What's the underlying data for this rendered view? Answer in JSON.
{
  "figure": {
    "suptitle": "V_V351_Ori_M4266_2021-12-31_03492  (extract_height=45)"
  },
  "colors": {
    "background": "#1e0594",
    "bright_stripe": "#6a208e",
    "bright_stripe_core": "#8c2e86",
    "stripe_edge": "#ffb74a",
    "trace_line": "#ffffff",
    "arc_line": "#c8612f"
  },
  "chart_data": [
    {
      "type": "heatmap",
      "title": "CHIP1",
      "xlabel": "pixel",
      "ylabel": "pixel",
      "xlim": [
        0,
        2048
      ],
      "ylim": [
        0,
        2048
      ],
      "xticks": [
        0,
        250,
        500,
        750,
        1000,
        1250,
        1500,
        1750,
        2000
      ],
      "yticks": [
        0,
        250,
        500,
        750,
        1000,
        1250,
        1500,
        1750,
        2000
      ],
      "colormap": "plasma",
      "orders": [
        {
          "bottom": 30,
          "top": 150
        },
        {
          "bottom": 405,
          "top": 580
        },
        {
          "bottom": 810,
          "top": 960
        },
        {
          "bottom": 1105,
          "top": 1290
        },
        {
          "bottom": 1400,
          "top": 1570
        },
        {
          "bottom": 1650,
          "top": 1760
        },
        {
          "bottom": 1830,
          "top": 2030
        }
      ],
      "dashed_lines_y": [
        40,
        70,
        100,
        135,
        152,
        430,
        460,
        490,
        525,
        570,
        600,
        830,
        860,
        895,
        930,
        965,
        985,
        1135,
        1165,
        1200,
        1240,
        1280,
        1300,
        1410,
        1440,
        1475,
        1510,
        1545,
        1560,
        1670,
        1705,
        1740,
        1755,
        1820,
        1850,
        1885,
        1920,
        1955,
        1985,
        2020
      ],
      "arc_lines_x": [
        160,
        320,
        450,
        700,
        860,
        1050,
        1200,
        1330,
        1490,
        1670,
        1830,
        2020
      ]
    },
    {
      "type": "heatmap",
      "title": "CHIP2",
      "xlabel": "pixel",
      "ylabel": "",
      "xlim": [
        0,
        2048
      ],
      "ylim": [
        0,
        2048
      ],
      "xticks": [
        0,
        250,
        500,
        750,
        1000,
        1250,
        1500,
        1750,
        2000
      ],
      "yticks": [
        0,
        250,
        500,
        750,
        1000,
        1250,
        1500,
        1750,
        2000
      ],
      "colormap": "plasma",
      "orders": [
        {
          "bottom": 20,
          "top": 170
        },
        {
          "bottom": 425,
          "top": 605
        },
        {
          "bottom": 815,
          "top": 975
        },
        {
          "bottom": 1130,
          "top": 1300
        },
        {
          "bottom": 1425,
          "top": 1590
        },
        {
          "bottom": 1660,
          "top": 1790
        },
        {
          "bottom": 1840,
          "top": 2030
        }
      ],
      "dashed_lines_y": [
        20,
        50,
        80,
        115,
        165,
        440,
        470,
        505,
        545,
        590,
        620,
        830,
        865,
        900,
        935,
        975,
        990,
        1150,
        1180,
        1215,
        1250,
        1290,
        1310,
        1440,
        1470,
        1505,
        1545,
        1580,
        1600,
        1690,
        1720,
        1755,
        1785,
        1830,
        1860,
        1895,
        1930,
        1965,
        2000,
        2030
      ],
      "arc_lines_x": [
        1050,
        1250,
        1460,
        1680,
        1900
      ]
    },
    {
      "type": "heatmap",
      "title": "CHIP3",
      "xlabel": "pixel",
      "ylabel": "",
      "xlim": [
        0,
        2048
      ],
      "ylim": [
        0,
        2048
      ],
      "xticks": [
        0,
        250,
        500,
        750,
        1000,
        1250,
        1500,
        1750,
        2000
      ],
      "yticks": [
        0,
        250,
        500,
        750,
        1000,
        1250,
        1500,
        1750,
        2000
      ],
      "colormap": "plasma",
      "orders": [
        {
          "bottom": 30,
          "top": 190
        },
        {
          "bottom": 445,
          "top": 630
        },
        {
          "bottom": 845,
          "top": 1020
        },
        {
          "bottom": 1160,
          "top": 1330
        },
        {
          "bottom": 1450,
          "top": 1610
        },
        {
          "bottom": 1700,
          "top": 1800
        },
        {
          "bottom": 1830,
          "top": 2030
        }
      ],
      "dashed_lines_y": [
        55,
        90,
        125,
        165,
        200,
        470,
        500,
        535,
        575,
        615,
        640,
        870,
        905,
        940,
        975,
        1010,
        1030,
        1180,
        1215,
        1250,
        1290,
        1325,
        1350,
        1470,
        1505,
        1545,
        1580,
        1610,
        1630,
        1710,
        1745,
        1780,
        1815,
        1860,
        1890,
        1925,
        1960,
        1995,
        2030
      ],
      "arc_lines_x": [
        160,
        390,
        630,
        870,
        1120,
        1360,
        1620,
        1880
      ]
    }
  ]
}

SET EXERCISE: Your task is to transcribe the material exactly.

TASK SOLUTION:
What's the underlying data for this rendered view? Answer in JSON.
{
  "figure": {
    "suptitle": "V_V351_Ori_M4266_2021-12-31_03492  (extract_height=45)"
  },
  "colors": {
    "background": "#1e0594",
    "bright_stripe": "#6a208e",
    "bright_stripe_core": "#8c2e86",
    "stripe_edge": "#ffb74a",
    "trace_line": "#ffffff",
    "arc_line": "#c8612f"
  },
  "chart_data": [
    {
      "type": "heatmap",
      "title": "CHIP1",
      "xlabel": "pixel",
      "ylabel": "pixel",
      "xlim": [
        0,
        2048
      ],
      "ylim": [
        0,
        2048
      ],
      "xticks": [
        0,
        250,
        500,
        750,
        1000,
        1250,
        1500,
        1750,
        2000
      ],
      "yticks": [
        0,
        250,
        500,
        750,
        1000,
        1250,
        1500,
        1750,
        2000
      ],
      "colormap": "plasma",
      "orders": [
        {
          "bottom": 30,
          "top": 150
        },
        {
          "bottom": 405,
          "top": 580
        },
        {
          "bottom": 810,
          "top": 960
        },
        {
          "bottom": 1105,
          "top": 1290
        },
        {
          "bottom": 1400,
          "top": 1570
        },
        {
          "bottom": 1650,
          "top": 1760
        },
        {
          "bottom": 1830,
          "top": 2030
        }
      ],
      "dashed_lines_y": [
        40,
        70,
        100,
        135,
        152,
        430,
        460,
        490,
        525,
        570,
        600,
        830,
        860,
        895,
        930,
        965,
        985,
        1135,
        1165,
        1200,
        1240,
        1280,
        1300,
        1410,
        1440,
        1475,
        1510,
        1545,
        1560,
        1670,
        1705,
        1740,
        1755,
        1820,
        1850,
        1885,
        1920,
        1955,
        1985,
        2020
      ],
      "arc_lines_x": [
        160,
        320,
        450,
        700,
        860,
        1050,
        1200,
        1330,
        1490,
        1670,
        1830,
        2020
      ]
    },
    {
      "type": "heatmap",
      "title": "CHIP2",
      "xlabel": "pixel",
      "ylabel": "",
      "xlim": [
        0,
        2048
      ],
      "ylim": [
        0,
        2048
      ],
      "xticks": [
        0,
        250,
        500,
        750,
        1000,
        1250,
        1500,
        1750,
        2000
      ],
      "yticks": [
        0,
        250,
        500,
        750,
        1000,
        1250,
        1500,
        1750,
        2000
      ],
      "colormap": "plasma",
      "orders": [
        {
          "bottom": 20,
          "top": 170
        },
        {
          "bottom": 425,
          "top": 605
        },
        {
          "bottom": 815,
          "top": 975
        },
        {
          "bottom": 1130,
          "top": 1300
        },
        {
          "bottom": 1425,
          "top": 1590
        },
        {
          "bottom": 1660,
          "top": 1790
        },
        {
          "bottom": 1840,
          "top": 2030
        }
      ],
      "dashed_lines_y": [
        20,
        50,
        80,
        115,
        165,
        440,
        470,
        505,
        545,
        590,
        620,
        830,
        865,
        900,
        935,
        975,
        990,
        1150,
        1180,
        1215,
        1250,
        1290,
        1310,
        1440,
        1470,
        1505,
        1545,
        1580,
        1600,
        1690,
        1720,
        1755,
        1785,
        1830,
        1860,
        1895,
        1930,
        1965,
        2000,
        2030
      ],
      "arc_lines_x": [
        1050,
        1250,
        1460,
        1680,
        1900
      ]
    },
    {
      "type": "heatmap",
      "title": "CHIP3",
      "xlabel": "pixel",
      "ylabel": "",
      "xlim": [
        0,
        2048
      ],
      "ylim": [
        0,
        2048
      ],
      "xticks": [
        0,
        250,
        500,
        750,
        1000,
        1250,
        1500,
        1750,
        2000
      ],
      "yticks": [
        0,
        250,
        500,
        750,
        1000,
        1250,
        1500,
        1750,
        2000
      ],
      "colormap": "plasma",
      "orders": [
        {
          "bottom": 30,
          "top": 190
        },
        {
          "bottom": 445,
          "top": 630
        },
        {
          "bottom": 845,
          "top": 1020
        },
        {
          "bottom": 1160,
          "top": 1330
        },
        {
          "bottom": 1450,
          "top": 1610
        },
        {
          "bottom": 1700,
          "top": 1800
        },
        {
          "bottom": 1830,
          "top": 2030
        }
      ],
      "dashed_lines_y": [
        55,
        90,
        125,
        165,
        200,
        470,
        500,
        535,
        575,
        615,
        640,
        870,
        905,
        940,
        975,
        1010,
        1030,
        1180,
        1215,
        1250,
        1290,
        1325,
        1350,
        1470,
        1505,
        1545,
        1580,
        1610,
        1630,
        1710,
        1745,
        1780,
        1815,
        1860,
        1890,
        1925,
        1960,
        1995,
        2030
      ],
      "arc_lines_x": [
        160,
        390,
        630,
        870,
        1120,
        1360,
        1620,
        1880
      ]
    }
  ]
}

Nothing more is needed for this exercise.